Stated task = Print the entries that appear below, exactly as written and without their pictures.

○ ○ ○ ○ ○

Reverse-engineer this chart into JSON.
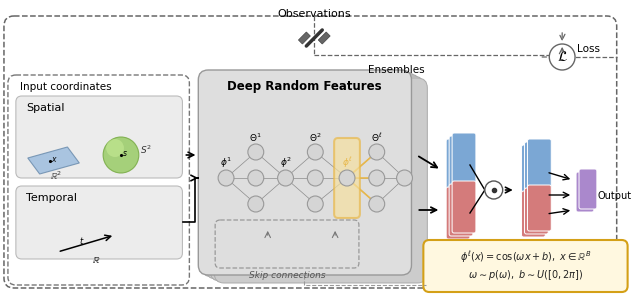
{
  "bg_color": "#ffffff",
  "obs_label": "Observations",
  "ensembles_label": "Ensembles",
  "loss_label": "Loss",
  "output_label": "Output",
  "input_coord_label": "Input coordinates",
  "spatial_label": "Spatial",
  "temporal_label": "Temporal",
  "drf_label": "Deep Random Features",
  "skip_label": "Skip connections",
  "formula1": "$\\phi^\\ell(x) = \\cos(\\omega x + b),\\ x \\in \\mathbb{R}^B$",
  "formula2": "$\\omega \\sim p(\\omega),\\ b \\sim U([0, 2\\pi])$",
  "blue_color": "#7ba7d4",
  "red_color": "#d47b7b",
  "purple_color": "#aa88cc",
  "green_color": "#99cc66",
  "node_color": "#cccccc",
  "node_edge": "#999999",
  "formula_box_bg": "#fff8e0",
  "formula_box_border": "#d4a017",
  "drf_box_bg": "#dedede",
  "drf_stack_bg": "#cccccc",
  "inner_box_bg": "#ececec",
  "outer_dashed_color": "#666666",
  "highlight_color": "#e8b84b",
  "highlight_fill": "#f5e0a0",
  "conn_color": "#555555",
  "plane_color": "#99bbdd",
  "plane_edge": "#6688aa"
}
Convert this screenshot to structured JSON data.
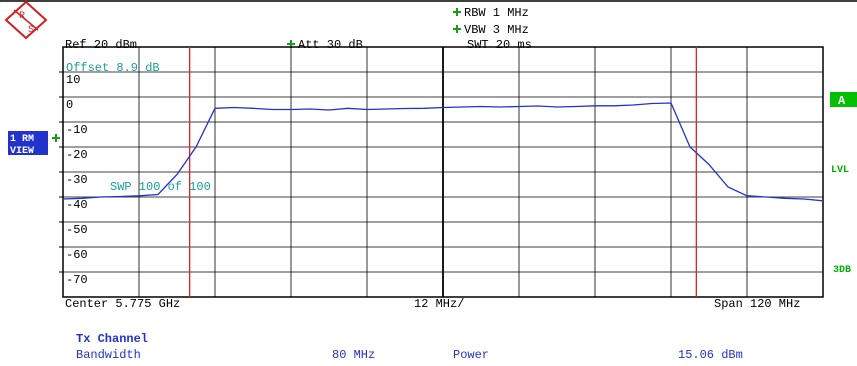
{
  "chart_data": {
    "type": "line",
    "logo_letters": [
      "R",
      "S"
    ],
    "header": {
      "rbw": "RBW 1 MHz",
      "vbw": "VBW 3 MHz",
      "swt": "SWT 20 ms",
      "ref": "Ref  20 dBm",
      "att": "Att  30 dB"
    },
    "annotations": {
      "offset": "Offset  8.9 dB",
      "sweep": "SWP  100 of  100"
    },
    "side_labels": {
      "trace": [
        "1 RM",
        "VIEW"
      ],
      "a": "A",
      "lvl": "LVL",
      "db": "3DB"
    },
    "x_axis_labels": {
      "center": "Center 5.775 GHz",
      "per_div": "12 MHz/",
      "span": "Span 120 MHz"
    },
    "xlim": [
      5.715,
      5.835
    ],
    "ylim": [
      -80,
      20
    ],
    "yticks": [
      10,
      0,
      -10,
      -20,
      -30,
      -40,
      -50,
      -60,
      -70
    ],
    "grid": true,
    "x": [
      5.715,
      5.718,
      5.721,
      5.724,
      5.727,
      5.73,
      5.733,
      5.736,
      5.739,
      5.742,
      5.745,
      5.748,
      5.751,
      5.754,
      5.757,
      5.76,
      5.763,
      5.766,
      5.769,
      5.772,
      5.775,
      5.778,
      5.781,
      5.784,
      5.787,
      5.79,
      5.793,
      5.796,
      5.799,
      5.802,
      5.805,
      5.808,
      5.811,
      5.814,
      5.817,
      5.82,
      5.823,
      5.826,
      5.829,
      5.832,
      5.835
    ],
    "series": [
      {
        "color": "#2233cc",
        "values": [
          -40.8,
          -40.5,
          -40,
          -39.8,
          -39.5,
          -39,
          -31,
          -20,
          -4.5,
          -4.2,
          -4.5,
          -5,
          -5,
          -4.8,
          -5.2,
          -4.5,
          -5,
          -4.8,
          -4.6,
          -4.5,
          -4.2,
          -4,
          -3.8,
          -4,
          -3.8,
          -3.6,
          -4,
          -3.8,
          -3.5,
          -3.5,
          -3.2,
          -2.6,
          -2.4,
          -20,
          -27,
          -36,
          -39.5,
          -40,
          -40.5,
          -40.8,
          -41.5
        ]
      }
    ],
    "channel_markers_x": [
      5.735,
      5.815
    ],
    "marker_color": "#dd2222",
    "result_table": {
      "title": "Tx Channel",
      "rows": [
        [
          "Bandwidth",
          "80 MHz",
          "Power",
          "15.06 dBm"
        ]
      ]
    }
  }
}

○ ○ ○ ○ ○

Solution to this task =
Reverse-engineer this chart into JSON.
{
  "bg_color": "#ffffff",
  "obs_label": "Observations",
  "ensembles_label": "Ensembles",
  "loss_label": "Loss",
  "output_label": "Output",
  "input_coord_label": "Input coordinates",
  "spatial_label": "Spatial",
  "temporal_label": "Temporal",
  "drf_label": "Deep Random Features",
  "skip_label": "Skip connections",
  "formula1": "$\\phi^\\ell(x) = \\cos(\\omega x + b),\\ x \\in \\mathbb{R}^B$",
  "formula2": "$\\omega \\sim p(\\omega),\\ b \\sim U([0, 2\\pi])$",
  "blue_color": "#7ba7d4",
  "red_color": "#d47b7b",
  "purple_color": "#aa88cc",
  "green_color": "#99cc66",
  "node_color": "#cccccc",
  "node_edge": "#999999",
  "formula_box_bg": "#fff8e0",
  "formula_box_border": "#d4a017",
  "drf_box_bg": "#dedede",
  "drf_stack_bg": "#cccccc",
  "inner_box_bg": "#ececec",
  "outer_dashed_color": "#666666",
  "highlight_color": "#e8b84b",
  "highlight_fill": "#f5e0a0",
  "conn_color": "#555555",
  "plane_color": "#99bbdd",
  "plane_edge": "#6688aa"
}
Convert this screenshot to structured JSON data.
{
  "chart_data": {
    "type": "line",
    "logo_letters": [
      "R",
      "S"
    ],
    "header": {
      "rbw": "RBW 1 MHz",
      "vbw": "VBW 3 MHz",
      "swt": "SWT 20 ms",
      "ref": "Ref  20 dBm",
      "att": "Att  30 dB"
    },
    "annotations": {
      "offset": "Offset  8.9 dB",
      "sweep": "SWP  100 of  100"
    },
    "side_labels": {
      "trace": [
        "1 RM",
        "VIEW"
      ],
      "a": "A",
      "lvl": "LVL",
      "db": "3DB"
    },
    "x_axis_labels": {
      "center": "Center 5.775 GHz",
      "per_div": "12 MHz/",
      "span": "Span 120 MHz"
    },
    "xlim": [
      5.715,
      5.835
    ],
    "ylim": [
      -80,
      20
    ],
    "yticks": [
      10,
      0,
      -10,
      -20,
      -30,
      -40,
      -50,
      -60,
      -70
    ],
    "grid": true,
    "x": [
      5.715,
      5.718,
      5.721,
      5.724,
      5.727,
      5.73,
      5.733,
      5.736,
      5.739,
      5.742,
      5.745,
      5.748,
      5.751,
      5.754,
      5.757,
      5.76,
      5.763,
      5.766,
      5.769,
      5.772,
      5.775,
      5.778,
      5.781,
      5.784,
      5.787,
      5.79,
      5.793,
      5.796,
      5.799,
      5.802,
      5.805,
      5.808,
      5.811,
      5.814,
      5.817,
      5.82,
      5.823,
      5.826,
      5.829,
      5.832,
      5.835
    ],
    "series": [
      {
        "color": "#2233cc",
        "values": [
          -40.8,
          -40.5,
          -40,
          -39.8,
          -39.5,
          -39,
          -31,
          -20,
          -4.5,
          -4.2,
          -4.5,
          -5,
          -5,
          -4.8,
          -5.2,
          -4.5,
          -5,
          -4.8,
          -4.6,
          -4.5,
          -4.2,
          -4,
          -3.8,
          -4,
          -3.8,
          -3.6,
          -4,
          -3.8,
          -3.5,
          -3.5,
          -3.2,
          -2.6,
          -2.4,
          -20,
          -27,
          -36,
          -39.5,
          -40,
          -40.5,
          -40.8,
          -41.5
        ]
      }
    ],
    "channel_markers_x": [
      5.735,
      5.815
    ],
    "marker_color": "#dd2222",
    "result_table": {
      "title": "Tx Channel",
      "rows": [
        [
          "Bandwidth",
          "80 MHz",
          "Power",
          "15.06 dBm"
        ]
      ]
    }
  }
}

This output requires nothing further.